_Instructions to follow:_
Every entry must be copied word for word.

_Records:_

────────────────────────────────────────

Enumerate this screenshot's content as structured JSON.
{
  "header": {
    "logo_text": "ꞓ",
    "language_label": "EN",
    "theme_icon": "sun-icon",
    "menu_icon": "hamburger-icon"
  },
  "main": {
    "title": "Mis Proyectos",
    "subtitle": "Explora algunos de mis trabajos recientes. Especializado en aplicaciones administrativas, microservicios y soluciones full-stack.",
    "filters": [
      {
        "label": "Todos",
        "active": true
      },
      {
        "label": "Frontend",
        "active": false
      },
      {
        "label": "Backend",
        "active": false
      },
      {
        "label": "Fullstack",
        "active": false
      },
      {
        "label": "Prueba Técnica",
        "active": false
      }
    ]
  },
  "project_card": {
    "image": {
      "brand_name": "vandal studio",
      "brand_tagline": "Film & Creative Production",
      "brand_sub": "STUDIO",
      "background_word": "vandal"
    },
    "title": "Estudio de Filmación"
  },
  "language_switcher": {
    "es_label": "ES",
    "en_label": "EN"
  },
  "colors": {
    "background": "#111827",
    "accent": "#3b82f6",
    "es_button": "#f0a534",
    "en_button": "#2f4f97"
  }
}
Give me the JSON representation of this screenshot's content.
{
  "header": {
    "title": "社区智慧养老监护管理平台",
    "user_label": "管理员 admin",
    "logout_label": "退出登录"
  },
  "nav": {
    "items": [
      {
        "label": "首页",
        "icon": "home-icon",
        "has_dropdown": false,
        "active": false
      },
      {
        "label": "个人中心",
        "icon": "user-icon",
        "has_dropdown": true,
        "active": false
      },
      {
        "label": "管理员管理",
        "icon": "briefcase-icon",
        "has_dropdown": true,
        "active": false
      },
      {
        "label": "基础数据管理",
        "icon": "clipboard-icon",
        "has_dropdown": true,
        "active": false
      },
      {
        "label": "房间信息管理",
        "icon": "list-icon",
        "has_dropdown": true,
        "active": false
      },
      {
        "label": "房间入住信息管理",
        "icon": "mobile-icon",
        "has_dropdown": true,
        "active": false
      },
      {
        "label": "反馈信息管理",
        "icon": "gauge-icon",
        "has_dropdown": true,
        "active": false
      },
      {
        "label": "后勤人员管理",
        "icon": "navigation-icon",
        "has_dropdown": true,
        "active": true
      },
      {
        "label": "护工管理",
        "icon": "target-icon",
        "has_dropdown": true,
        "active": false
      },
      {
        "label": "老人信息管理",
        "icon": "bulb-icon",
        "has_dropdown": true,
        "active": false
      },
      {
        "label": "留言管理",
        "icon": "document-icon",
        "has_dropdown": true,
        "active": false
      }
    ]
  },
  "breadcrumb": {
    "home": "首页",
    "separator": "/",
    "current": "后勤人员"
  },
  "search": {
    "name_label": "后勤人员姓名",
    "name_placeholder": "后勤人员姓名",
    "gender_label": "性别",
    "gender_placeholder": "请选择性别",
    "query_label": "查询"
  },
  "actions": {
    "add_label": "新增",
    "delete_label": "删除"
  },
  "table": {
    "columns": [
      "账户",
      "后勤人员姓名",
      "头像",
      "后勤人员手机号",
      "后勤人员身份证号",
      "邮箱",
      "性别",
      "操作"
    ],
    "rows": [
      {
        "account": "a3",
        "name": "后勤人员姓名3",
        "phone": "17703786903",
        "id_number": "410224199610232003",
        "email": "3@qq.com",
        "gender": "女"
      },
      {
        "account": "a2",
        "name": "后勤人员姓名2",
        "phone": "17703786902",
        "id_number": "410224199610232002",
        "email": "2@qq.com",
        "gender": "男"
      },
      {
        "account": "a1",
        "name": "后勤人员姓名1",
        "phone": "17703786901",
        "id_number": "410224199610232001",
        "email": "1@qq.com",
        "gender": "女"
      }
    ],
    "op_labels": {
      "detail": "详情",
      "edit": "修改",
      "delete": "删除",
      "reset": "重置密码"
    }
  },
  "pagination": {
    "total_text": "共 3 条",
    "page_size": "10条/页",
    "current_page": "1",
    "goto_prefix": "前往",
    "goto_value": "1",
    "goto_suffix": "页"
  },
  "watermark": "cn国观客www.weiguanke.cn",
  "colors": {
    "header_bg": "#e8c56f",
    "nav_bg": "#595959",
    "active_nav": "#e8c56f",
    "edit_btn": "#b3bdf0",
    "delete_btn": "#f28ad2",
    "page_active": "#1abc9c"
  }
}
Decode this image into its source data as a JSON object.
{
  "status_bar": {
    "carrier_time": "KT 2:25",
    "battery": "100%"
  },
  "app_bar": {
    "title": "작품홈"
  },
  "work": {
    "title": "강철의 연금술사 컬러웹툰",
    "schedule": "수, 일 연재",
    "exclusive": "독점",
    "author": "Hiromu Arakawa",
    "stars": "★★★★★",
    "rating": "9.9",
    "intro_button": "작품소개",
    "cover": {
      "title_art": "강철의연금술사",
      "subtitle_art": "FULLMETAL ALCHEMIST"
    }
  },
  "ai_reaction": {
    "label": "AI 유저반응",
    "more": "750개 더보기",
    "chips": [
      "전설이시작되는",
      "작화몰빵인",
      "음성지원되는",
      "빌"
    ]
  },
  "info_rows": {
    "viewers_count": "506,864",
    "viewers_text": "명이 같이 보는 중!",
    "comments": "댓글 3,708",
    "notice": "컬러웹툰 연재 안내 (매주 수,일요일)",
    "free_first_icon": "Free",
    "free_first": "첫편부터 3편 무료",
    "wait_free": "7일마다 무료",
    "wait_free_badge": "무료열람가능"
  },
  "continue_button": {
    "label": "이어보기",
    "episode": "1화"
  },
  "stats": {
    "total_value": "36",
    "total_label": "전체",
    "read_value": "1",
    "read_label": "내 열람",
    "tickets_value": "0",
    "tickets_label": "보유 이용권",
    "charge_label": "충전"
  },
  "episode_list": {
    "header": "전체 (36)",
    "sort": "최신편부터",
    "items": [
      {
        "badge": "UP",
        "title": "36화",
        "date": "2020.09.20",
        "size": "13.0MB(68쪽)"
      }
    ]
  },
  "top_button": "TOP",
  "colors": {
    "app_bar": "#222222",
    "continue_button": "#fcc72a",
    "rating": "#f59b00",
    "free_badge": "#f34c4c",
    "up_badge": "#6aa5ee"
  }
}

────────────────────────────────────────

_The response:_
Enumerate this screenshot's content as structured JSON.
{
  "header": {
    "logo_text": "ꞓ",
    "language_label": "EN",
    "theme_icon": "sun-icon",
    "menu_icon": "hamburger-icon"
  },
  "main": {
    "title": "Mis Proyectos",
    "subtitle": "Explora algunos de mis trabajos recientes. Especializado en aplicaciones administrativas, microservicios y soluciones full-stack.",
    "filters": [
      {
        "label": "Todos",
        "active": true
      },
      {
        "label": "Frontend",
        "active": false
      },
      {
        "label": "Backend",
        "active": false
      },
      {
        "label": "Fullstack",
        "active": false
      },
      {
        "label": "Prueba Técnica",
        "active": false
      }
    ]
  },
  "project_card": {
    "image": {
      "brand_name": "vandal studio",
      "brand_tagline": "Film & Creative Production",
      "brand_sub": "STUDIO",
      "background_word": "vandal"
    },
    "title": "Estudio de Filmación"
  },
  "language_switcher": {
    "es_label": "ES",
    "en_label": "EN"
  },
  "colors": {
    "background": "#111827",
    "accent": "#3b82f6",
    "es_button": "#f0a534",
    "en_button": "#2f4f97"
  }
}
Give me the JSON representation of this screenshot's content.
{
  "header": {
    "title": "社区智慧养老监护管理平台",
    "user_label": "管理员 admin",
    "logout_label": "退出登录"
  },
  "nav": {
    "items": [
      {
        "label": "首页",
        "icon": "home-icon",
        "has_dropdown": false,
        "active": false
      },
      {
        "label": "个人中心",
        "icon": "user-icon",
        "has_dropdown": true,
        "active": false
      },
      {
        "label": "管理员管理",
        "icon": "briefcase-icon",
        "has_dropdown": true,
        "active": false
      },
      {
        "label": "基础数据管理",
        "icon": "clipboard-icon",
        "has_dropdown": true,
        "active": false
      },
      {
        "label": "房间信息管理",
        "icon": "list-icon",
        "has_dropdown": true,
        "active": false
      },
      {
        "label": "房间入住信息管理",
        "icon": "mobile-icon",
        "has_dropdown": true,
        "active": false
      },
      {
        "label": "反馈信息管理",
        "icon": "gauge-icon",
        "has_dropdown": true,
        "active": false
      },
      {
        "label": "后勤人员管理",
        "icon": "navigation-icon",
        "has_dropdown": true,
        "active": true
      },
      {
        "label": "护工管理",
        "icon": "target-icon",
        "has_dropdown": true,
        "active": false
      },
      {
        "label": "老人信息管理",
        "icon": "bulb-icon",
        "has_dropdown": true,
        "active": false
      },
      {
        "label": "留言管理",
        "icon": "document-icon",
        "has_dropdown": true,
        "active": false
      }
    ]
  },
  "breadcrumb": {
    "home": "首页",
    "separator": "/",
    "current": "后勤人员"
  },
  "search": {
    "name_label": "后勤人员姓名",
    "name_placeholder": "后勤人员姓名",
    "gender_label": "性别",
    "gender_placeholder": "请选择性别",
    "query_label": "查询"
  },
  "actions": {
    "add_label": "新增",
    "delete_label": "删除"
  },
  "table": {
    "columns": [
      "账户",
      "后勤人员姓名",
      "头像",
      "后勤人员手机号",
      "后勤人员身份证号",
      "邮箱",
      "性别",
      "操作"
    ],
    "rows": [
      {
        "account": "a3",
        "name": "后勤人员姓名3",
        "phone": "17703786903",
        "id_number": "410224199610232003",
        "email": "3@qq.com",
        "gender": "女"
      },
      {
        "account": "a2",
        "name": "后勤人员姓名2",
        "phone": "17703786902",
        "id_number": "410224199610232002",
        "email": "2@qq.com",
        "gender": "男"
      },
      {
        "account": "a1",
        "name": "后勤人员姓名1",
        "phone": "17703786901",
        "id_number": "410224199610232001",
        "email": "1@qq.com",
        "gender": "女"
      }
    ],
    "op_labels": {
      "detail": "详情",
      "edit": "修改",
      "delete": "删除",
      "reset": "重置密码"
    }
  },
  "pagination": {
    "total_text": "共 3 条",
    "page_size": "10条/页",
    "current_page": "1",
    "goto_prefix": "前往",
    "goto_value": "1",
    "goto_suffix": "页"
  },
  "watermark": "cn国观客www.weiguanke.cn",
  "colors": {
    "header_bg": "#e8c56f",
    "nav_bg": "#595959",
    "active_nav": "#e8c56f",
    "edit_btn": "#b3bdf0",
    "delete_btn": "#f28ad2",
    "page_active": "#1abc9c"
  }
}
Decode this image into its source data as a JSON object.
{
  "status_bar": {
    "carrier_time": "KT 2:25",
    "battery": "100%"
  },
  "app_bar": {
    "title": "작품홈"
  },
  "work": {
    "title": "강철의 연금술사 컬러웹툰",
    "schedule": "수, 일 연재",
    "exclusive": "독점",
    "author": "Hiromu Arakawa",
    "stars": "★★★★★",
    "rating": "9.9",
    "intro_button": "작품소개",
    "cover": {
      "title_art": "강철의연금술사",
      "subtitle_art": "FULLMETAL ALCHEMIST"
    }
  },
  "ai_reaction": {
    "label": "AI 유저반응",
    "more": "750개 더보기",
    "chips": [
      "전설이시작되는",
      "작화몰빵인",
      "음성지원되는",
      "빌"
    ]
  },
  "info_rows": {
    "viewers_count": "506,864",
    "viewers_text": "명이 같이 보는 중!",
    "comments": "댓글 3,708",
    "notice": "컬러웹툰 연재 안내 (매주 수,일요일)",
    "free_first_icon": "Free",
    "free_first": "첫편부터 3편 무료",
    "wait_free": "7일마다 무료",
    "wait_free_badge": "무료열람가능"
  },
  "continue_button": {
    "label": "이어보기",
    "episode": "1화"
  },
  "stats": {
    "total_value": "36",
    "total_label": "전체",
    "read_value": "1",
    "read_label": "내 열람",
    "tickets_value": "0",
    "tickets_label": "보유 이용권",
    "charge_label": "충전"
  },
  "episode_list": {
    "header": "전체 (36)",
    "sort": "최신편부터",
    "items": [
      {
        "badge": "UP",
        "title": "36화",
        "date": "2020.09.20",
        "size": "13.0MB(68쪽)"
      }
    ]
  },
  "top_button": "TOP",
  "colors": {
    "app_bar": "#222222",
    "continue_button": "#fcc72a",
    "rating": "#f59b00",
    "free_badge": "#f34c4c",
    "up_badge": "#6aa5ee"
  }
}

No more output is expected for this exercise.